Tally the lines holding the string "Adedi" and reply with that number alone.

[Collected data]
============
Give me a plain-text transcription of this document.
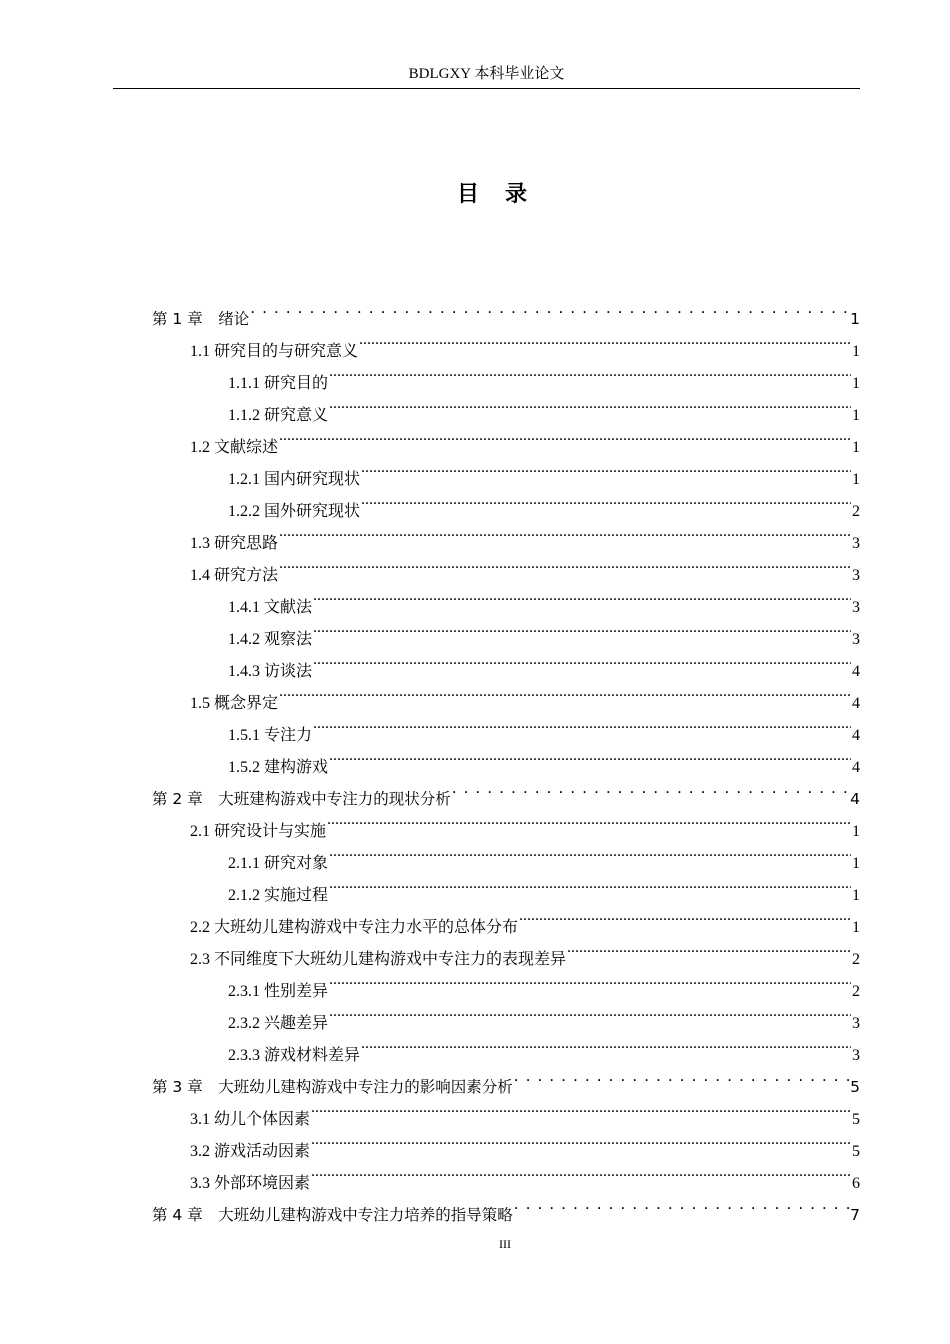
BDLGXY 本科毕业论文
目录
第 1 章　绪论 . . .	1
1.1 研究目的与研究意义 .....	1
1.1.1 研究目的 .....	1
1.1.2 研究意义 .....	1
1.2 文献综述 .....	1
1.2.1 国内研究现状 .....	1
1.2.2 国外研究现状 .....	2
1.3 研究思路 .....	3
1.4 研究方法 .....	3
1.4.1 文献法 .....	3
1.4.2 观察法 .....	3
1.4.3 访谈法 .....	4
1.5 概念界定 .....	4
1.5.1 专注力 .....	4
1.5.2 建构游戏 .....	4
第 2 章　大班建构游戏中专注力的现状分析 . . .	4
2.1 研究设计与实施 .....	1
2.1.1 研究对象 .....	1
2.1.2 实施过程 .....	1
2.2 大班幼儿建构游戏中专注力水平的总体分布 .....	1
2.3 不同维度下大班幼儿建构游戏中专注力的表现差异 .....	2
2.3.1 性别差异 .....	2
2.3.2 兴趣差异 .....	3
2.3.3 游戏材料差异 .....	3
第 3 章　大班幼儿建构游戏中专注力的影响因素分析 . . .	5
3.1 幼儿个体因素 .....	5
3.2 游戏活动因素 .....	5
3.3 外部环境因素 .....	6
第 4 章　大班幼儿建构游戏中专注力培养的指导策略 . . .	7
III
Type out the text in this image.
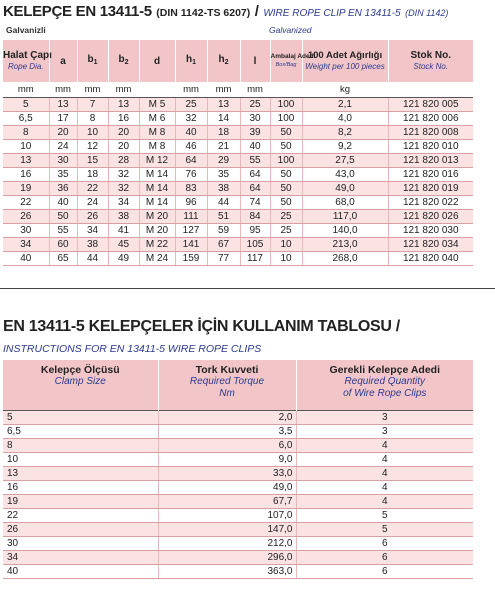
KELEPÇE EN 13411-5 (DIN 1142-TS 6207) / WIRE ROPE CLIP EN 13411-5 (DIN 1142)
Galvanizli	Galvanized
Halat Çapı
Rope Dia.	a	$b_1$	$b_2$	d	$h_1$	$h_2$	l	Ambalaj Adedi
Box/Bag	100 Adet Ağırlığı
Weight per 100 pieces	Stok No.
Stock No.

mm	mm	mm	mm		mm	mm	mm		kg	
5	13	7	13	M 5	25	13	25	100	2,1	121 820 005
6,5	17	8	16	M 6	32	14	30	100	4,0	121 820 006
8	20	10	20	M 8	40	18	39	50	8,2	121 820 008
10	24	12	20	M 8	46	21	40	50	9,2	121 820 010
13	30	15	28	M 12	64	29	55	100	27,5	121 820 013
16	35	18	32	M 14	76	35	64	50	43,0	121 820 016
19	36	22	32	M 14	83	38	64	50	49,0	121 820 019
22	40	24	34	M 14	96	44	74	50	68,0	121 820 022
26	50	26	38	M 20	111	51	84	25	117,0	121 820 026
30	55	34	41	M 20	127	59	95	25	140,0	121 820 030
34	60	38	45	M 22	141	67	105	10	213,0	121 820 034
40	65	44	49	M 24	159	77	117	10	268,0	121 820 040
EN 13411-5 KELEPÇELER İÇİN KULLANIM TABLOSU /
INSTRUCTIONS FOR EN 13411-5 WIRE ROPE CLIPS
Kelepçe Ölçüsü
Clamp Size	Tork Kuvveti
Required Torque
Nm	Gerekli Kelepçe Adedi
Required Quantity
of Wire Rope Clips

5	2,0	3
6,5	3,5	3
8	6,0	4
10	9,0	4
13	33,0	4
16	49,0	4
19	67,7	4
22	107,0	5
26	147,0	5
30	212,0	6
34	296,0	6
40	363,0	6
============
- [Complete output]: 2